**WHAT TO WORK ON**
a – According to the PhD project description, how many teacher student presentations will be sampled during autumn 2014?
b – From the records, quote word for word the lines starting at the one containing "column-header-task[interactable]: Project/Task —" and ending at the one containing "app-clock-icon[interactable] — [5, 6, 19, 20]".

**DOCUMENT EXCERPT**
START
Project period: January 1, 2014 – December 31, 2017

Main supervisor: Prof. Kari Smith

Co-supervisor: Prof. Magne Espeland

 

The project: The widespread use of digital presentation software by teacher educators and teacher students has given these semiotic artefacts a central place in the didactic toolbox. Power Point, Prezi and Notebook afford the user to structure, transform and present subject content by utilizing the available semiotic resources of the software and the modes of the media.

The process of preparing to teach with presentation tools may resemble that of transformation of subject content (Shulman, 1987); it draws on teacher’s representational repertoire, instructional repertoire and the adaptation of representation to the needs of the learners. Scholars claim that the best teaching may be likened to disciplined improvisation as it resides in the tension between structure and freedom (Sawyer, 2011). Informed by a pilot study, this PhD project seeks to explore whether a digital slideshow provides a structural framework within which teaching is executed improvisationally. The project asks if the act of presenting is improvisational transformation as it requires the teacher to author the presentation, while presenting, by combining the multimodal objects of the slideshow, such as text, images and graphics, with speech and gestures, in order to make meaning. 

A multimodal social semiotic perspective (Kress, 2010; Zhao, Djonov, & Van Leeuwen, 2014) is applied to better understand the overall meaning making activity of slideshow presentations. This theoretical perspective may capture and unveil if and how improvisation manifests itself in the multimodal interplay between presenter and slideshow.  

The project is designed as a multiple case study and will throughout the autumn 2014 sample data from 36 separate teacher student presentations across a variety of subjects, varying from 5 -15 minutes each. Data sources subject to transcription and analysis will be video recordings of presentations, focus group interviews, field notes made by the researcher and the student-made presentation files.

This PhD project is part of a larger research project called “Improvisation in teacher education” (IMTE) which is being conducted at the Stord/Haugesund university college in Norway.

References

Kress, G. R. (2010). Multimodality: A social semiotic approach to contemporary communication Routledge.

Sawyer, R. K. (2011). What makes good teachers great? the artful balance of structure and improvisation. In R. K. Sawyer (Ed.), Structure and improvisation in creative teaching. (pp. 1-24) ERIC.

Shulman, L. (1987). Knowledge and teaching: Foundations of the new reform. Harvard Educational Review, 57(1), 1–22.

Zhao, S., Djonov, E., & Van Leeuwen, T. (2014). Semiotic technology and practice: A multimodal social semiotic approach to PowerPoint doi:10.1515/text-2014-0005

 

Øystein Kvinge (f. 1972) has previously been working in the field of arts management in Bergen, Norway, since 1997. He began his career at the BIT20 Ensemble and the Music Factory festival, and moved later on to the administration of Norwegian national company of contemporary dance, Carte Blanche, where he stayed for 8 ½ years. He worked as programme coordinator at the Bergen international festival from 2011 until he started as a PhD student at the Stord/Haugesund university college in January 2014. Øystein plays the jazz piano and blues guitar in his spare time.
END
**Layout annotation records**
START
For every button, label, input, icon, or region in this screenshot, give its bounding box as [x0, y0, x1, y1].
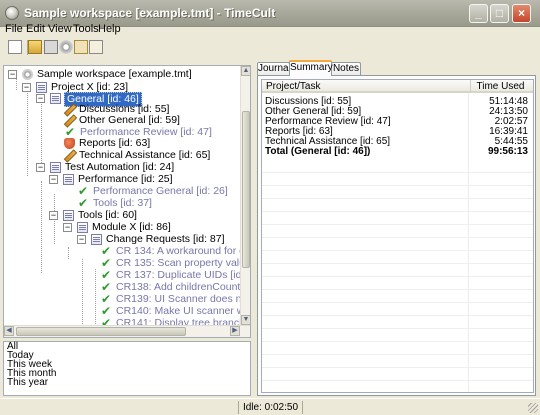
column-header-task[interactable]: Project/Task — [266, 80, 320, 93]
settings-icon[interactable] — [59, 40, 73, 54]
tree-connector — [41, 98, 42, 167]
empty-grid-area — [262, 160, 533, 392]
app-clock-icon[interactable] — [5, 6, 19, 20]
resize-grip-icon[interactable] — [528, 403, 538, 413]
project-icon — [50, 93, 61, 104]
project-icon — [77, 222, 88, 233]
collapse-toggle-icon[interactable]: − — [36, 94, 45, 103]
menu-bar: File Edit View Tools Help — [0, 23, 540, 37]
toolbar — [0, 37, 540, 58]
menu-view[interactable]: View — [48, 23, 72, 35]
table-total-row[interactable]: Total (General [id: 46]) 99:56:13 — [262, 147, 533, 157]
tree-item-label: Sample workspace [example.tmt] — [37, 68, 192, 80]
collapse-toggle-icon[interactable]: − — [63, 223, 72, 232]
tab-notes[interactable]: Notes — [331, 62, 361, 75]
tree-connector — [27, 85, 28, 176]
tree-vertical-scrollbar[interactable]: ▲ ▼ — [240, 66, 250, 325]
tree-connector — [41, 181, 42, 273]
idle-timer: Idle: 0:02:50 — [238, 401, 303, 414]
menu-help[interactable]: Help — [98, 23, 121, 35]
scroll-thumb[interactable] — [16, 327, 186, 336]
tree-icon[interactable] — [74, 40, 88, 54]
filter-option[interactable]: This year — [4, 378, 250, 388]
menu-file[interactable]: File — [5, 23, 23, 35]
scroll-left-icon[interactable]: ◀ — [4, 326, 14, 336]
summary-table[interactable]: Project/Task Time Used Discussions [id: … — [261, 79, 534, 393]
menu-edit[interactable]: Edit — [26, 23, 45, 35]
column-header-time[interactable]: Time Used — [470, 80, 530, 93]
time-filter-list[interactable]: All Today This week This month This year — [3, 341, 251, 396]
menu-tools[interactable]: Tools — [73, 23, 99, 35]
open-folder-icon[interactable] — [28, 40, 42, 54]
bug-icon — [64, 138, 75, 149]
collapse-toggle-icon[interactable]: − — [49, 175, 58, 184]
tree-horizontal-scrollbar[interactable]: ◀ ▶ — [4, 325, 250, 337]
tree-connector — [54, 221, 55, 244]
filter-option[interactable]: All — [4, 342, 250, 352]
maximize-button[interactable]: □ — [490, 4, 509, 23]
collapse-toggle-icon[interactable]: − — [36, 163, 45, 172]
collapse-toggle-icon[interactable]: − — [22, 83, 31, 92]
pane-splitter[interactable] — [253, 65, 256, 396]
minimize-button[interactable]: _ — [469, 4, 488, 23]
scroll-up-icon[interactable]: ▲ — [241, 66, 250, 76]
scroll-right-icon[interactable]: ▶ — [230, 326, 240, 336]
collapse-toggle-icon[interactable]: − — [49, 211, 58, 220]
collapse-toggle-icon[interactable]: − — [77, 235, 86, 244]
tab-summary[interactable]: Summary — [289, 60, 333, 76]
close-button[interactable]: × — [512, 4, 531, 23]
save-icon[interactable] — [44, 40, 58, 54]
total-task-cell: Total (General [id: 46]) — [265, 146, 371, 157]
window-title: Sample workspace [example.tmt] - TimeCul… — [24, 6, 276, 20]
tree-connector — [68, 247, 69, 259]
edit-icon[interactable] — [89, 40, 103, 54]
workspace-icon — [22, 69, 33, 80]
table-header: Project/Task Time Used — [262, 80, 533, 93]
project-icon — [63, 174, 74, 185]
tree-connector — [82, 259, 83, 334]
tab-journal[interactable]: Journal — [257, 62, 291, 75]
new-file-icon[interactable] — [8, 40, 22, 54]
project-icon — [50, 162, 61, 173]
status-bar: Idle: 0:02:50 — [0, 398, 540, 415]
summary-panel: Project/Task Time Used Discussions [id: … — [257, 75, 536, 396]
total-time-cell: 99:56:13 — [487, 146, 528, 157]
tree-item-workspace[interactable]: − Sample workspace [example.tmt] — [8, 68, 193, 81]
task-tree[interactable]: − Sample workspace [example.tmt] − Proje… — [3, 65, 251, 338]
collapse-toggle-icon[interactable]: − — [8, 70, 17, 79]
scroll-down-icon[interactable]: ▼ — [241, 315, 250, 325]
pencil-icon — [64, 150, 75, 161]
checkmark-icon: ✔ — [77, 196, 89, 210]
project-icon — [63, 210, 74, 221]
scroll-thumb[interactable] — [242, 111, 250, 268]
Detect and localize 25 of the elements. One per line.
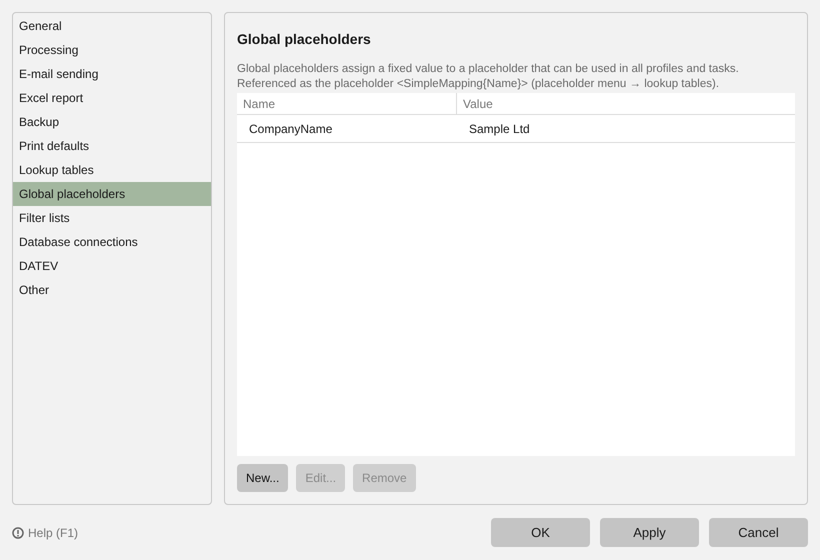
sidebar-item[interactable]: Lookup tables bbox=[13, 158, 211, 182]
table-cell-text: CompanyName bbox=[248, 121, 334, 138]
sidebar-item[interactable]: General bbox=[13, 14, 211, 38]
dialog-button[interactable]: OK bbox=[491, 518, 590, 547]
sidebar-item[interactable]: Processing bbox=[13, 38, 211, 62]
help-link[interactable]: Help (F1) bbox=[28, 524, 78, 542]
sidebar-item[interactable]: Print defaults bbox=[13, 134, 211, 158]
sidebar-item[interactable]: Excel report bbox=[13, 86, 211, 110]
sidebar-item[interactable]: E-mail sending bbox=[13, 62, 211, 86]
sidebar-item[interactable]: Filter lists bbox=[13, 206, 211, 230]
help-icon bbox=[12, 526, 24, 538]
sidebar-item[interactable]: Other bbox=[13, 278, 211, 302]
dialog-button[interactable]: Apply bbox=[600, 518, 699, 547]
column-header[interactable]: Name bbox=[237, 93, 457, 114]
table-cell-text: Sample Ltd bbox=[468, 121, 531, 138]
sidebar-item[interactable]: Database connections bbox=[13, 230, 211, 254]
panel-title: Global placeholders bbox=[237, 30, 371, 49]
action-button[interactable]: New... bbox=[237, 464, 288, 492]
sidebar-item[interactable]: Global placeholders bbox=[13, 182, 211, 206]
description-text: Referenced as the placeholder <SimpleMapping{Name}> (placeholder menu → lookup tables). bbox=[237, 77, 720, 92]
column-header[interactable]: Value bbox=[457, 93, 795, 114]
description-text: Global placeholders assign a fixed value to a placeholder that can be used in all profiles and tasks. bbox=[237, 62, 739, 77]
sidebar-item[interactable]: DATEV bbox=[13, 254, 211, 278]
dialog-button[interactable]: Cancel bbox=[709, 518, 808, 547]
sidebar-item[interactable]: Backup bbox=[13, 110, 211, 134]
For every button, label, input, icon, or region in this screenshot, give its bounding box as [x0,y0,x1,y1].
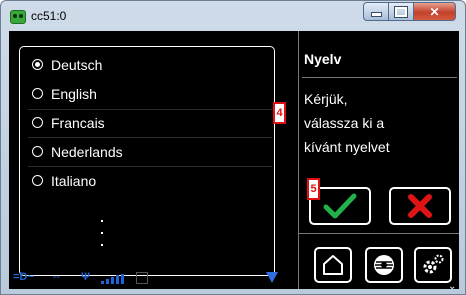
symbol-icon [374,255,394,275]
annotation-marker: 4 [273,102,286,124]
window-title: cc51:0 [31,9,67,23]
symbol-button[interactable] [365,247,403,283]
network-icon [136,272,148,284]
annotation-marker: 5 [307,178,320,200]
radio-icon [32,146,43,157]
instruction-line-3: kívánt nyelvet [304,139,390,155]
button-divider [298,233,459,234]
link-icon: ⇔ [51,271,62,283]
scroll-down-icon[interactable] [266,272,278,283]
page-title: Nyelv [304,51,342,67]
language-list: Deutsch English Francais Nederlands Ital… [19,46,275,276]
panel-divider [298,31,299,289]
more-ellipsis [101,220,105,256]
minimize-icon [370,12,382,17]
radio-icon [32,175,43,186]
instruction-line-2: válassza ki a [304,115,385,131]
home-icon [323,255,343,275]
cross-icon [408,194,432,218]
maximize-icon [394,5,408,18]
language-option-nederlands[interactable]: Nederlands [20,138,274,166]
status-bar: =D~ ⇔ Ψ [9,269,279,287]
radio-selected-icon [32,59,43,70]
app-window: cc51:0 ✕ Deutsch English Francais Nederl… [0,0,466,295]
signal-strength-icon [101,274,125,284]
title-underline [302,77,457,78]
settings-button[interactable] [414,247,452,283]
title-bar[interactable]: cc51:0 ✕ [1,1,465,30]
caption-buttons: ✕ [363,2,456,21]
cancel-button[interactable] [389,187,451,225]
language-option-italiano[interactable]: Italiano [20,167,274,195]
minimize-button[interactable] [363,2,389,21]
language-option-deutsch[interactable]: Deutsch [20,51,274,79]
language-option-francais[interactable]: Francais [20,109,274,137]
device-screen: Deutsch English Francais Nederlands Ital… [9,31,459,289]
radio-icon [32,88,43,99]
radio-icon [32,117,43,128]
app-icon [10,10,26,24]
home-button[interactable] [314,247,352,283]
close-button[interactable]: ✕ [414,2,456,21]
settings-gear-icon [423,254,444,274]
resize-grip-icon[interactable]: ⌄ [448,281,460,292]
connection-icon: =D~ [13,271,34,283]
instruction-line-1: Kérjük, [304,91,348,107]
language-option-english[interactable]: English [20,80,274,108]
antenna-icon: Ψ [81,271,90,283]
close-icon: ✕ [429,4,440,19]
checkmark-icon [323,193,357,219]
maximize-button[interactable] [389,2,414,21]
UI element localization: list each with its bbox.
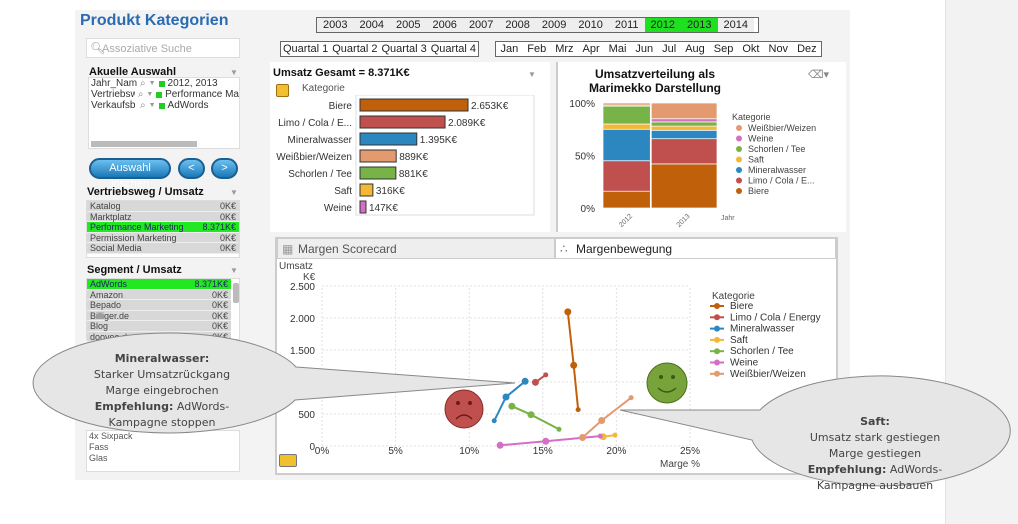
- callout-right-line1: Umsatz stark gestiegen: [810, 431, 940, 444]
- callout-left-line2: Marge eingebrochen: [105, 384, 218, 397]
- svg-text:Mineralwasser:: Mineralwasser:: [115, 352, 210, 365]
- svg-text:Saft:: Saft:: [860, 415, 890, 428]
- callout-right-line4: Kampagne ausbauen: [817, 479, 933, 492]
- svg-text:Empfehlung: AdWords-: Empfehlung: AdWords-: [95, 400, 229, 413]
- callout-right-heading: Saft:: [860, 415, 890, 428]
- callout-left-rec-text: AdWords-: [173, 400, 229, 413]
- callouts: Mineralwasser: Starker Umsatzrückgang Ma…: [32, 332, 1011, 492]
- svg-text:Empfehlung: AdWords-: Empfehlung: AdWords-: [808, 463, 942, 476]
- callout-left-rec-label: Empfehlung:: [95, 400, 174, 413]
- callout-left-heading: Mineralwasser:: [115, 352, 210, 365]
- callout-right-rec-label: Empfehlung:: [808, 463, 887, 476]
- callout-left-bubble: [32, 332, 516, 434]
- callout-right-rec-text: AdWords-: [886, 463, 942, 476]
- callout-left-line4: Kampagne stoppen: [109, 416, 216, 429]
- callout-right-line2: Marge gestiegen: [829, 447, 921, 460]
- callout-left-line1: Starker Umsatzrückgang: [94, 368, 230, 381]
END
**TASK-BY-TASK OUTPUTS**
a – Data will be sampled from 36 separate teacher student presentations.

b –
column-header-task[interactable]: Project/Task — [266, 80, 320, 93]
settings-icon[interactable] — [59, 40, 73, 54]
tree-connector — [41, 98, 42, 167]
empty-grid-area — [262, 160, 533, 392]
app-clock-icon[interactable] — [5, 6, 19, 20]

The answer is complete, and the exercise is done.